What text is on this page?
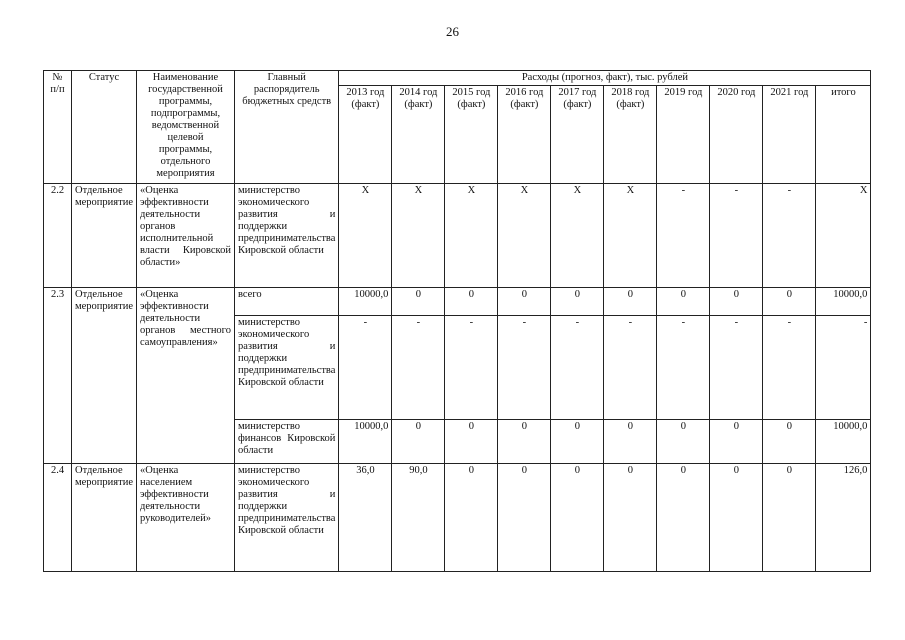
26
№ п/п	Статус	Наименование государственной программы, подпрограммы, ведомственной целевой программы, отдельного мероприятия	Главный распорядитель бюджетных средств	Расходы (прогноз, факт), тыс. рублей									
				2013 год (факт)	2014 год (факт)	2015 год (факт)	2016 год (факт)	2017 год (факт)	2018 год (факт)	2019 год	2020 год	2021 год	итого
2.2	Отдельное мероприятие	«Оценка эффективности деятельности органов исполнительной власти Кировской области»	министерство экономического развития и поддержки предпринимательства Кировской области	X	X	X	X	X	X	-	-	-	X
2.3	Отдельное мероприятие	«Оценка эффективности деятельности органов местного самоуправления»	всего	10000,0	0	0	0	0	0	0	0	0	10000,0
			министерство экономического развития и поддержки предпринимательства Кировской области	-	-	-	-	-	-	-	-	-	-
			министерство финансов Кировской области	10000,0	0	0	0	0	0	0	0	0	10000,0
2.4	Отдельное мероприятие	«Оценка населением эффективности деятельности руководителей»	министерство экономического развития и поддержки предпринимательства Кировской области	36,0	90,0	0	0	0	0	0	0	0	126,0
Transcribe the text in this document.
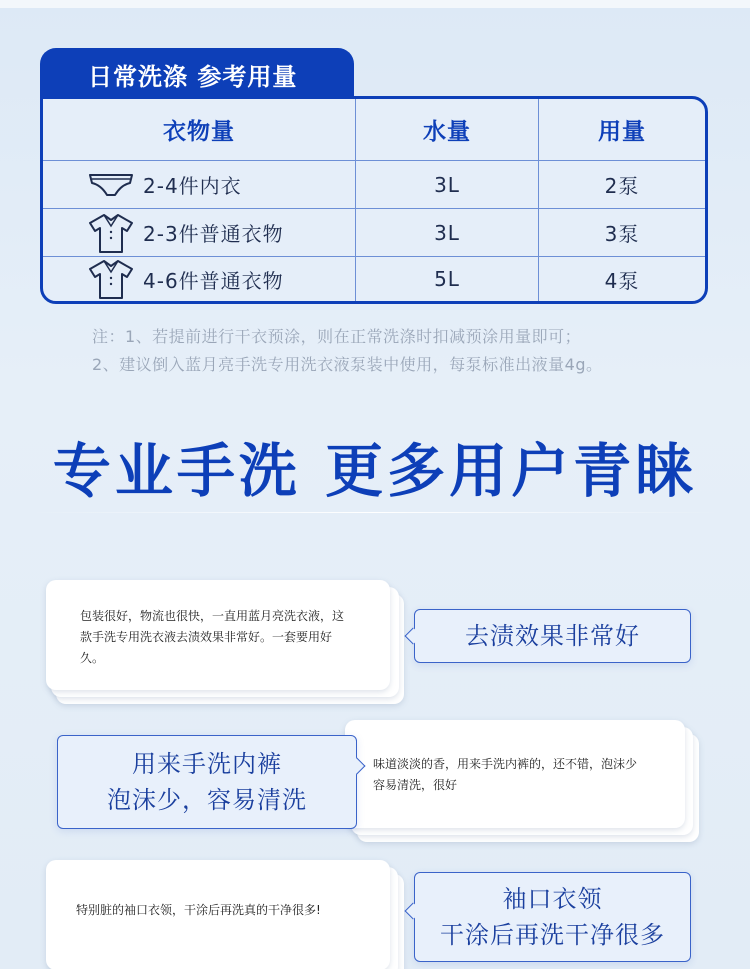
日常洗涤 参考用量
衣物量	水量	用量
2-4件内衣	3L	2泵
2-3件普通衣物	3L	3泵
4-6件普通衣物	5L	4泵
注：1、若提前进行干衣预涂，则在正常洗涤时扣减预涂用量即可；
2、建议倒入蓝月亮手洗专用洗衣液泵装中使用，每泵标准出液量4g。
专业手洗 更多用户青睐
包装很好，物流也很快，一直用蓝月亮洗衣液，这
款手洗专用洗衣液去渍效果非常好。一套要用好
久。
去渍效果非常好
味道淡淡的香，用来手洗内裤的，还不错，泡沫少
容易清洗，很好
用来手洗内裤
泡沫少，容易清洗
特别脏的袖口衣领，干涂后再洗真的干净很多!	袖口衣领
干涂后再洗干净很多
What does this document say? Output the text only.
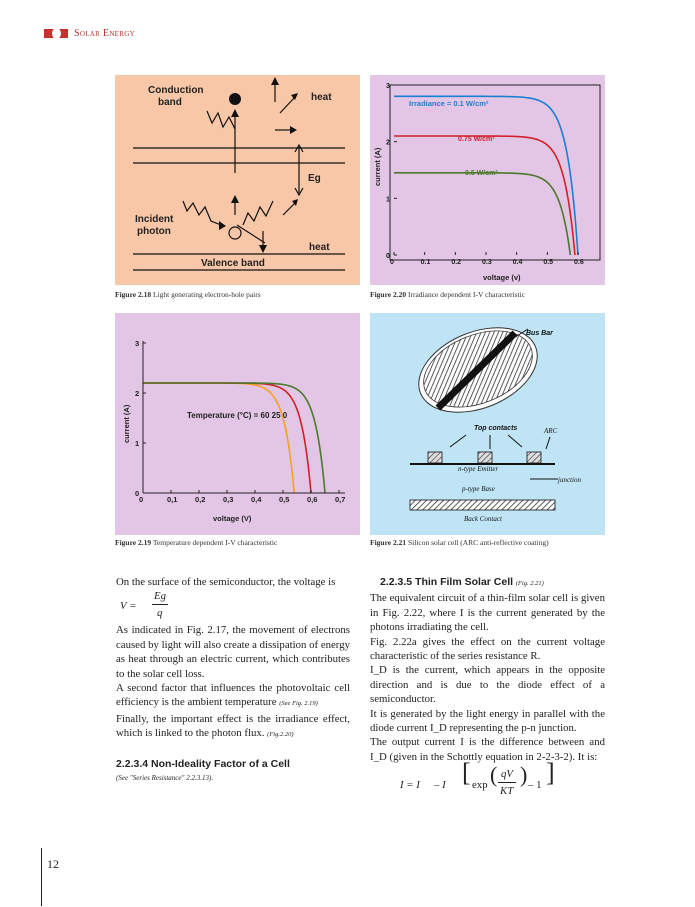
Solar Energy
Conduction
band	heat
Eg
Incident
photon
heat
Valence band
Figure 2.18 Light generating electron-hole pairs
0	0.1	0.2	0.3	0.4	0.5	0.6
0
1
2
3
current (A)
voltage (v)
Irradiance = 0.1 W/cm²
0.75 W/cm²
0.5 W/cm²
Figure 2.20 Irradiance dependent I-V characteristic
0	0,1 0,2 0,3 0,4 0,5 0,6 0,7
0
1
2
3
current (A)
voltage (V)
Temperature (°C) = 60 25 0
Figure 2.19 Temperature dependent I-V characteristic
Bus Bar
Top contacts	ARC
n-type Emitter
junction
p-type Base
Back Contact
Figure 2.21 Silicon solar cell (ARC anti-reflective coating)

On the surface of the semiconductor, the voltage is

V =
Eg
q

As indicated in Fig. 2.17, the movement of electrons caused by light will also create a dissipation of energy as heat through an electric current, which contributes to the solar cell loss.

A second factor that influences the photovoltaic cell efficiency is the ambient temperature (See Fig. 2.19)

Finally, the important effect is the irradiance effect, which is linked to the photon flux. (Fig.2.20)

2.2.3.4 Non-Ideality Factor of a Cell

(See "Series Resistance" 2.2.3.13).

2.2.3.5 Thin Film Solar Cell (Fig. 2.21)

The equivalent circuit of a thin-film solar cell is given in Fig. 2.22, where I is the current generated by the photons irradiating the cell.

Fig. 2.22a gives the effect on the current voltage characteristic of the series resistance R.

I_D is the current, which appears in the opposite direction and is due to the diode effect of a semiconductor.

It is generated by the light energy in parallel with the diode current I_D representing the p-n junction.

The output current I is the difference between and I_D (given in the Schottly equation in 2-2-3-2). It is:

I = I – I [ exp ( qV
KT
) – 1 ]
12
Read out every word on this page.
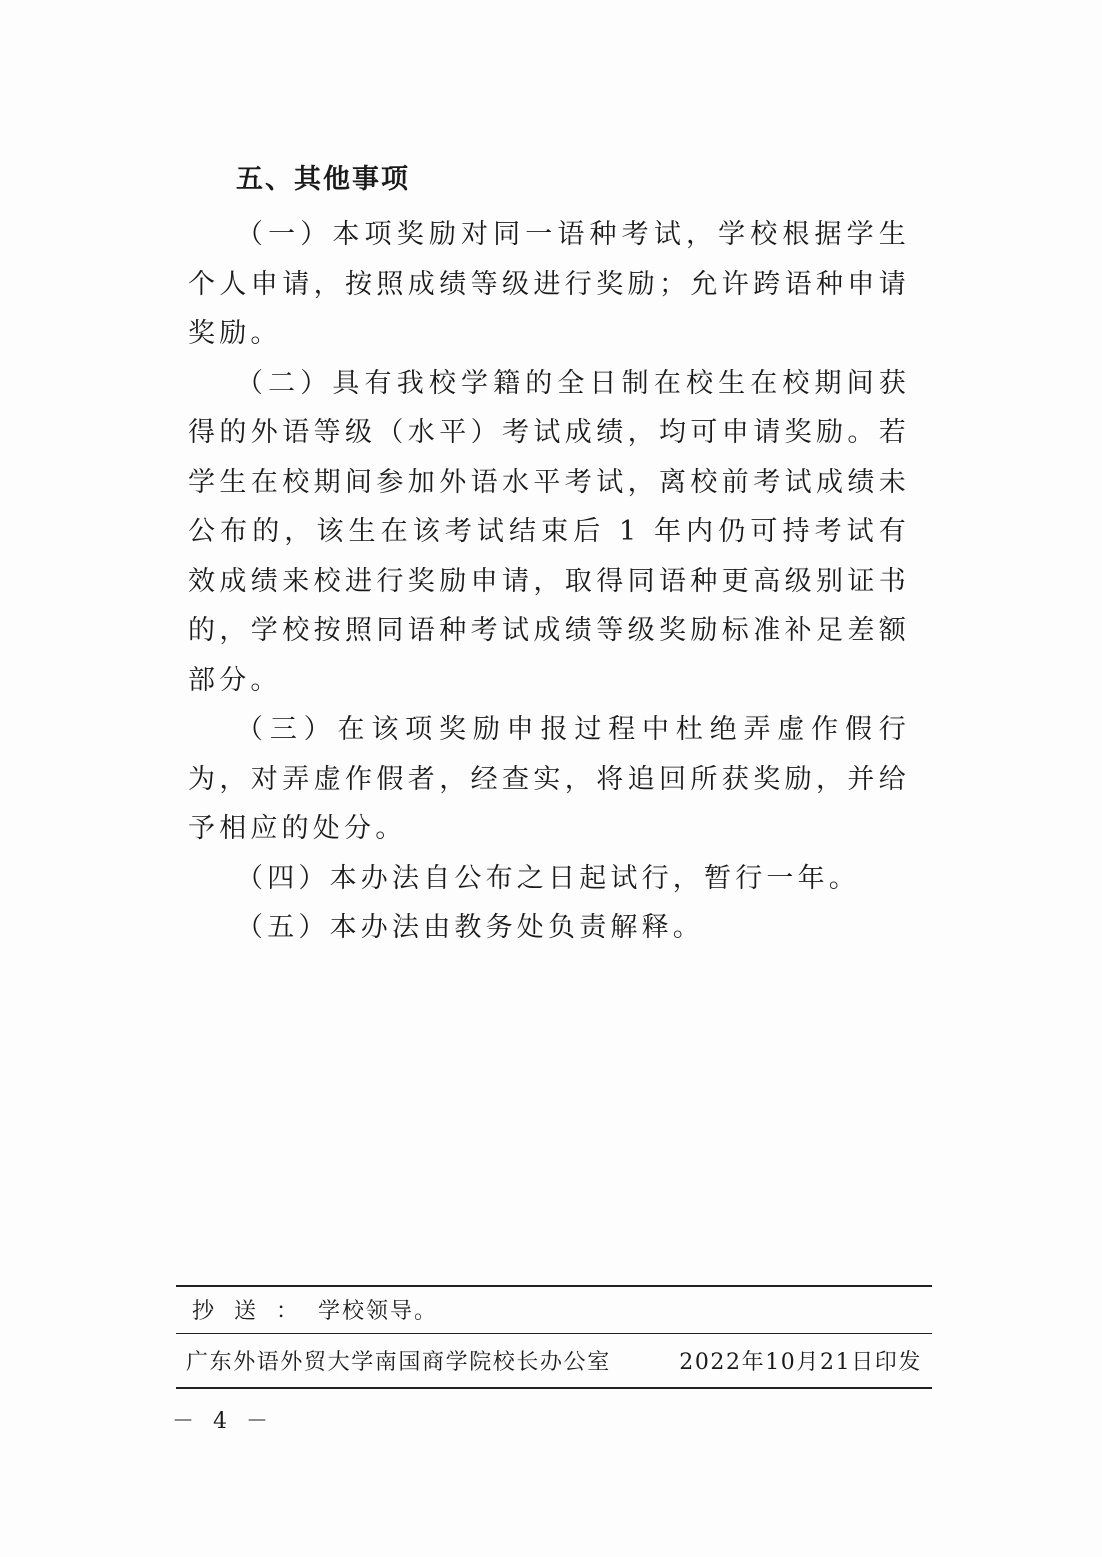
五、其他事项

（一）本项奖励对同一语种考试，学校根据学生个人申请，按照成绩等级进行奖励；允许跨语种申请奖励。

（二）具有我校学籍的全日制在校生在校期间获得的外语等级（水平）考试成绩，均可申请奖励。若学生在校期间参加外语水平考试，离校前考试成绩未公布的，该生在该考试结束后 1 年内仍可持考试有效成绩来校进行奖励申请，取得同语种更高级别证书的，学校按照同语种考试成绩等级奖励标准补足差额部分。

（三）在该项奖励申报过程中杜绝弄虚作假行为，对弄虚作假者，经查实，将追回所获奖励，并给予相应的处分。

（四）本办法自公布之日起试行，暂行一年。

（五）本办法由教务处负责解释。

抄送：学校领导。
广东外语外贸大学南国商学院校长办公室	2022年10月21日印发
－ 4 －
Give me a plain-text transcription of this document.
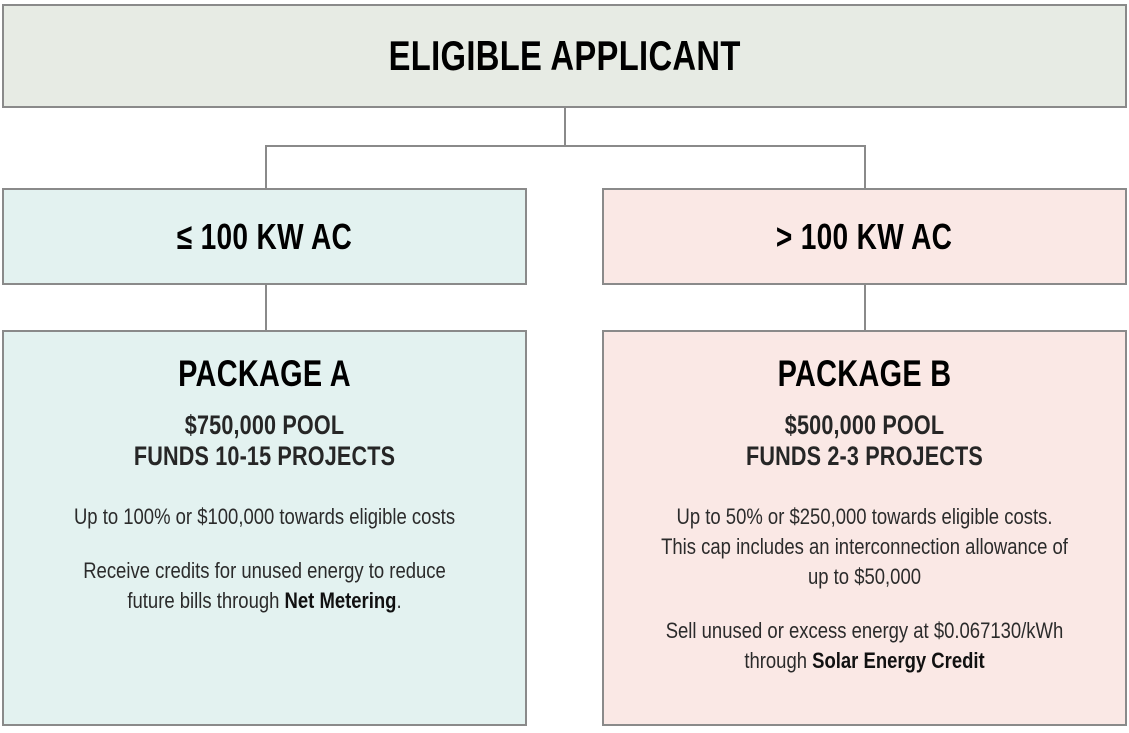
ELIGIBLE APPLICANT
≤ 100 KW AC	> 100 KW AC
PACKAGE A
$750,000 POOL
FUNDS 10-15 PROJECTS

Up to 100% or $100,000 towards eligible costs

Receive credits for unused energy to reduce future bills through Net Metering.

PACKAGE B
$500,000 POOL
FUNDS 2-3 PROJECTS

Up to 50% or $250,000 towards eligible costs. This cap includes an interconnection allowance of up to $50,000

Sell unused or excess energy at $0.067130/kWh through Solar Energy Credit
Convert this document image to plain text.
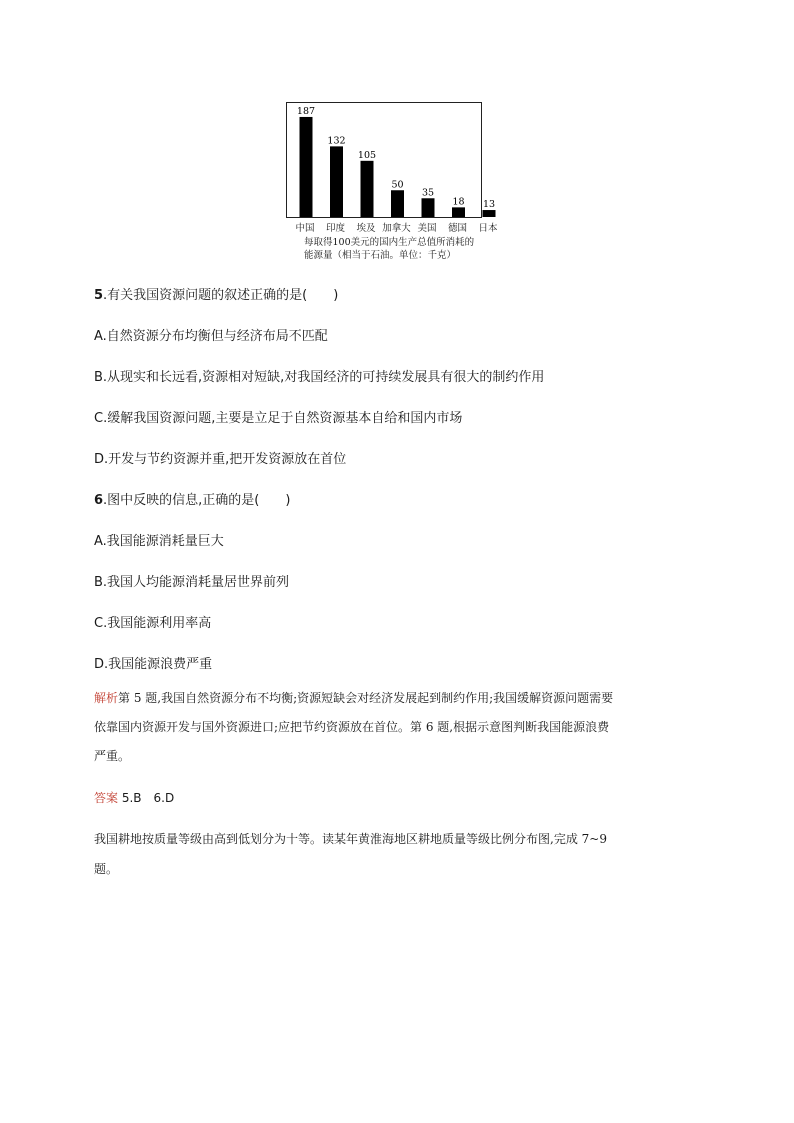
187
132
105
50
35
18 13
中国 印度 埃及 加拿大 美国 德国 日本
每取得100美元的国内生产总值所消耗的
能源量（相当于石油。单位：千克）
5.有关我国资源问题的叙述正确的是(　　)
A.自然资源分布均衡但与经济布局不匹配
B.从现实和长远看,资源相对短缺,对我国经济的可持续发展具有很大的制约作用
C.缓解我国资源问题,主要是立足于自然资源基本自给和国内市场
D.开发与节约资源并重,把开发资源放在首位
6.图中反映的信息,正确的是(　　)
A.我国能源消耗量巨大
B.我国人均能源消耗量居世界前列
C.我国能源利用率高
D.我国能源浪费严重
解析第 5 题,我国自然资源分布不均衡;资源短缺会对经济发展起到制约作用;我国缓解资源问题需要
依靠国内资源开发与国外资源进口;应把节约资源放在首位。第 6 题,根据示意图判断我国能源浪费
严重。
答案 5.B　6.D
我国耕地按质量等级由高到低划分为十等。读某年黄淮海地区耕地质量等级比例分布图,完成 7~9
题。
__________________________________________________
▶ **Problem to solve**
Where a line of the material above holds the string "развития", copy that line.

▶ **Exercise output**
2.2	Отдельное мероприятие	«Оценка эффективности деятельности органов исполнительной власти Кировской области»	министерство экономического развития и поддержки предпринимательства Кировской области	X	X	X	X	X	X	-	-	-	X
			министерство экономического развития и поддержки предпринимательства Кировской области	-	-	-	-	-	-	-	-	-	-
2.4	Отдельное мероприятие	«Оценка населением эффективности деятельности руководителей»	министерство экономического развития и поддержки предпринимательства Кировской области	36,0	90,0	0	0	0	0	0	0	0	126,0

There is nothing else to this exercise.